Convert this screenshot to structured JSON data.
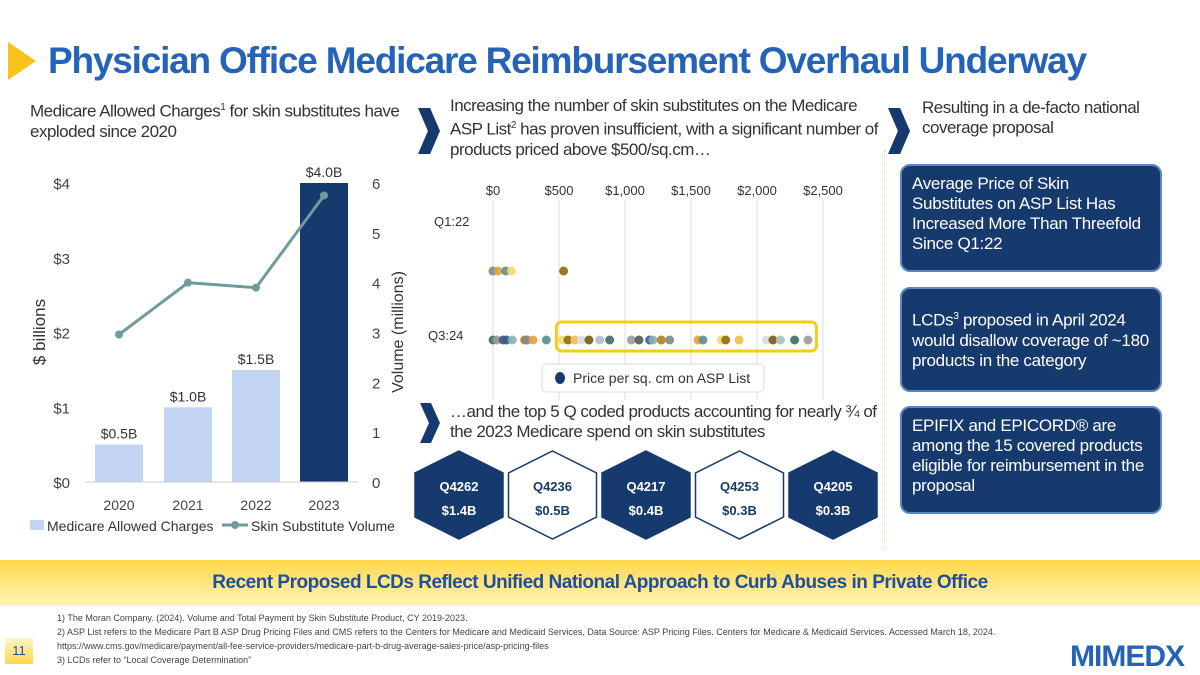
{
  "title": "Physician Office Medicare Reimbursement Overhaul Underway",
  "col1": {
    "text": "Medicare Allowed Charges",
    "sup": "1",
    "text2": " for skin substitutes have exploded since 2020"
  },
  "col2": {
    "text": "Increasing the number of skin substitutes on the Medicare ASP List",
    "sup": "2",
    "text2": " has proven insufficient, with a significant number of products priced above $500/sq.cm…"
  },
  "col3": {
    "text": "Resulting in a de-facto national coverage proposal"
  },
  "boxes": [
    {
      "text": "Average Price of Skin Substitutes on ASP List Has Increased More Than Threefold Since Q1:22"
    },
    {
      "pre": "LCDs",
      "sup": "3",
      "text": " proposed in April 2024 would disallow coverage of ~180 products in the category"
    },
    {
      "text": "EPIFIX and EPICORD® are among the 15 covered products eligible for reimbursement in the proposal"
    }
  ],
  "top5": {
    "text": "…and the top 5 Q coded products accounting for nearly ¾ of the 2023 Medicare spend on skin substitutes",
    "items": [
      {
        "code": "Q4262",
        "value": "$1.4B",
        "filled": true
      },
      {
        "code": "Q4236",
        "value": "$0.5B",
        "filled": false
      },
      {
        "code": "Q4217",
        "value": "$0.4B",
        "filled": true
      },
      {
        "code": "Q4253",
        "value": "$0.3B",
        "filled": false
      },
      {
        "code": "Q4205",
        "value": "$0.3B",
        "filled": true
      }
    ]
  },
  "banner": "Recent Proposed LCDs Reflect Unified National Approach to Curb Abuses in Private Office",
  "footnotes": [
    "1) The Moran Company. (2024). Volume and Total Payment by Skin Substitute Product, CY 2019-2023.",
    "2) ASP List refers to the Medicare Part B ASP Drug Pricing Files and CMS refers to the Centers for Medicare and Medicaid Services, Data Source: ASP Pricing Files. Centers for Medicare & Medicaid Services. Accessed March 18, 2024.",
    "https://www.cms.gov/medicare/payment/all-fee-service-providers/medicare-part-b-drug-average-sales-price/asp-pricing-files",
    "3) LCDs refer to “Local Coverage Determination”"
  ],
  "page_number": "11",
  "logo": "MIMEDX",
  "colors": {
    "navy": "#173a6e",
    "title_blue": "#2563b8",
    "bar_light": "#c3d5f2",
    "line": "#6f9b9b",
    "highlight": "#f6cc16"
  },
  "chart_data": [
    {
      "type": "bar+line",
      "categories": [
        "2020",
        "2021",
        "2022",
        "2023"
      ],
      "series": [
        {
          "name": "Medicare Allowed Charges",
          "type": "bar",
          "axis": "left",
          "values": [
            0.5,
            1.0,
            1.5,
            4.0
          ],
          "labels": [
            "$0.5B",
            "$1.0B",
            "$1.5B",
            "$4.0B"
          ]
        },
        {
          "name": "Skin Substitute Volume",
          "type": "line",
          "axis": "right",
          "values": [
            2.96,
            4.0,
            3.9,
            5.75
          ]
        }
      ],
      "ylabel": "$ billions",
      "ylim": [
        0,
        4
      ],
      "yticks": [
        "$0",
        "$1",
        "$2",
        "$3",
        "$4"
      ],
      "y2label": "Volume (millions)",
      "y2lim": [
        0,
        6
      ],
      "y2ticks": [
        "0",
        "1",
        "2",
        "3",
        "4",
        "5",
        "6"
      ],
      "legend": "bottom"
    },
    {
      "type": "scatter",
      "xlim": [
        0,
        2500
      ],
      "xticks": [
        "$0",
        "$500",
        "$1,000",
        "$1,500",
        "$2,000",
        "$2,500"
      ],
      "grid": true,
      "categories": [
        "Q1:22",
        "Q3:24"
      ],
      "legend_label": "Price per sq. cm on ASP List",
      "series": [
        {
          "category": "Q1:22",
          "x": [
            0,
            38,
            96,
            139,
            535
          ]
        },
        {
          "category": "Q3:24",
          "x": [
            0,
            30,
            76,
            101,
            146,
            240,
            258,
            303,
            404,
            525,
            568,
            619,
            669,
            727,
            808,
            884,
            1048,
            1106,
            1187,
            1212,
            1275,
            1338,
            1553,
            1591,
            1730,
            1763,
            1864,
            2071,
            2121,
            2177,
            2285,
            2386
          ]
        }
      ],
      "highlight_range": [
        480,
        2450
      ]
    }
  ]
}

● ● ● ● ● ● ●

Say how many lines of the data include the string "proposal". Nothing other than the number should be given.

▶ [Response] 2